TASK TO COMPLETE:
Write the data out again, exactly as given.

Rows from a figure dataset
........
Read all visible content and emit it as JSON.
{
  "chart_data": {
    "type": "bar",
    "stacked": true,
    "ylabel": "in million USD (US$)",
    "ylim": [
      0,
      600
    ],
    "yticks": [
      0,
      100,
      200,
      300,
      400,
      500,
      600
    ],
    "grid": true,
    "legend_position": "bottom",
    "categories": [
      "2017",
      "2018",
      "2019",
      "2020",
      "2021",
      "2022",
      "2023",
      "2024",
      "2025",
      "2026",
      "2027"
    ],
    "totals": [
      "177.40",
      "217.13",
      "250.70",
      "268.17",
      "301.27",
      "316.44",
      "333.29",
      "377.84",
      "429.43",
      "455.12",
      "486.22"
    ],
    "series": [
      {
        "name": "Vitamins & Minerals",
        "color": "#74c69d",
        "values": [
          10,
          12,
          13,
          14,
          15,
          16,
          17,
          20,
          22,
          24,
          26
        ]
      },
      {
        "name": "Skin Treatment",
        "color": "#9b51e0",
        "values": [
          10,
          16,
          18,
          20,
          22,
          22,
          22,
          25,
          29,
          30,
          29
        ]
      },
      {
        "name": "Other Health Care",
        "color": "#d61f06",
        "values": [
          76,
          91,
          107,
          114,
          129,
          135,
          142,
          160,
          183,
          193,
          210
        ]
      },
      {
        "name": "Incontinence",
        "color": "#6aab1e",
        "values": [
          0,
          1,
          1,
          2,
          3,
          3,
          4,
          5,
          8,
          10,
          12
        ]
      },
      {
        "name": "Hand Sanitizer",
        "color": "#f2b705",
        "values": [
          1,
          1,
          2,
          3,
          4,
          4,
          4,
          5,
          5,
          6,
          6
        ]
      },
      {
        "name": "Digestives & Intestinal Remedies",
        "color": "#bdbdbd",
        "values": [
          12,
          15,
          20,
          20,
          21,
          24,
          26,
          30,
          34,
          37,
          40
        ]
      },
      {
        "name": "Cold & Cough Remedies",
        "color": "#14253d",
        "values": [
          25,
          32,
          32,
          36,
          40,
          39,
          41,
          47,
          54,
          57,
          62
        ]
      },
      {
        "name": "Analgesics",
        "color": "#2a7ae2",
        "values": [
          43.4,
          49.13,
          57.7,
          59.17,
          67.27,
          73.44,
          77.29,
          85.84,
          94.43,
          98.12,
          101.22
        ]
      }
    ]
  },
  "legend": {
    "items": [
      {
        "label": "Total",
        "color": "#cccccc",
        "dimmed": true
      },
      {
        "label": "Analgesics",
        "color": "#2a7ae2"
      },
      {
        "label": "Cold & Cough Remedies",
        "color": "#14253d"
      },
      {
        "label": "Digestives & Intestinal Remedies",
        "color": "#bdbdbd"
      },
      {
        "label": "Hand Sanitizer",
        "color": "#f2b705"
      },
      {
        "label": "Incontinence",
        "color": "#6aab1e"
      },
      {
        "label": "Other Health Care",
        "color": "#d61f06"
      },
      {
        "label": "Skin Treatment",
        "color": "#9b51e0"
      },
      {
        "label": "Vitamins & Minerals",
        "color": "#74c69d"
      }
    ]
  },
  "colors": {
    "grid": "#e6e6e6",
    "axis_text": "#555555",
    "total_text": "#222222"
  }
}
........
EXERCISE OUTPUT:
Read all visible content and emit it as JSON.
{
  "chart_data": {
    "type": "bar",
    "stacked": true,
    "ylabel": "in million USD (US$)",
    "ylim": [
      0,
      600
    ],
    "yticks": [
      0,
      100,
      200,
      300,
      400,
      500,
      600
    ],
    "grid": true,
    "legend_position": "bottom",
    "categories": [
      "2017",
      "2018",
      "2019",
      "2020",
      "2021",
      "2022",
      "2023",
      "2024",
      "2025",
      "2026",
      "2027"
    ],
    "totals": [
      "177.40",
      "217.13",
      "250.70",
      "268.17",
      "301.27",
      "316.44",
      "333.29",
      "377.84",
      "429.43",
      "455.12",
      "486.22"
    ],
    "series": [
      {
        "name": "Vitamins & Minerals",
        "color": "#74c69d",
        "values": [
          10,
          12,
          13,
          14,
          15,
          16,
          17,
          20,
          22,
          24,
          26
        ]
      },
      {
        "name": "Skin Treatment",
        "color": "#9b51e0",
        "values": [
          10,
          16,
          18,
          20,
          22,
          22,
          22,
          25,
          29,
          30,
          29
        ]
      },
      {
        "name": "Other Health Care",
        "color": "#d61f06",
        "values": [
          76,
          91,
          107,
          114,
          129,
          135,
          142,
          160,
          183,
          193,
          210
        ]
      },
      {
        "name": "Incontinence",
        "color": "#6aab1e",
        "values": [
          0,
          1,
          1,
          2,
          3,
          3,
          4,
          5,
          8,
          10,
          12
        ]
      },
      {
        "name": "Hand Sanitizer",
        "color": "#f2b705",
        "values": [
          1,
          1,
          2,
          3,
          4,
          4,
          4,
          5,
          5,
          6,
          6
        ]
      },
      {
        "name": "Digestives & Intestinal Remedies",
        "color": "#bdbdbd",
        "values": [
          12,
          15,
          20,
          20,
          21,
          24,
          26,
          30,
          34,
          37,
          40
        ]
      },
      {
        "name": "Cold & Cough Remedies",
        "color": "#14253d",
        "values": [
          25,
          32,
          32,
          36,
          40,
          39,
          41,
          47,
          54,
          57,
          62
        ]
      },
      {
        "name": "Analgesics",
        "color": "#2a7ae2",
        "values": [
          43.4,
          49.13,
          57.7,
          59.17,
          67.27,
          73.44,
          77.29,
          85.84,
          94.43,
          98.12,
          101.22
        ]
      }
    ]
  },
  "legend": {
    "items": [
      {
        "label": "Total",
        "color": "#cccccc",
        "dimmed": true
      },
      {
        "label": "Analgesics",
        "color": "#2a7ae2"
      },
      {
        "label": "Cold & Cough Remedies",
        "color": "#14253d"
      },
      {
        "label": "Digestives & Intestinal Remedies",
        "color": "#bdbdbd"
      },
      {
        "label": "Hand Sanitizer",
        "color": "#f2b705"
      },
      {
        "label": "Incontinence",
        "color": "#6aab1e"
      },
      {
        "label": "Other Health Care",
        "color": "#d61f06"
      },
      {
        "label": "Skin Treatment",
        "color": "#9b51e0"
      },
      {
        "label": "Vitamins & Minerals",
        "color": "#74c69d"
      }
    ]
  },
  "colors": {
    "grid": "#e6e6e6",
    "axis_text": "#555555",
    "total_text": "#222222"
  }
}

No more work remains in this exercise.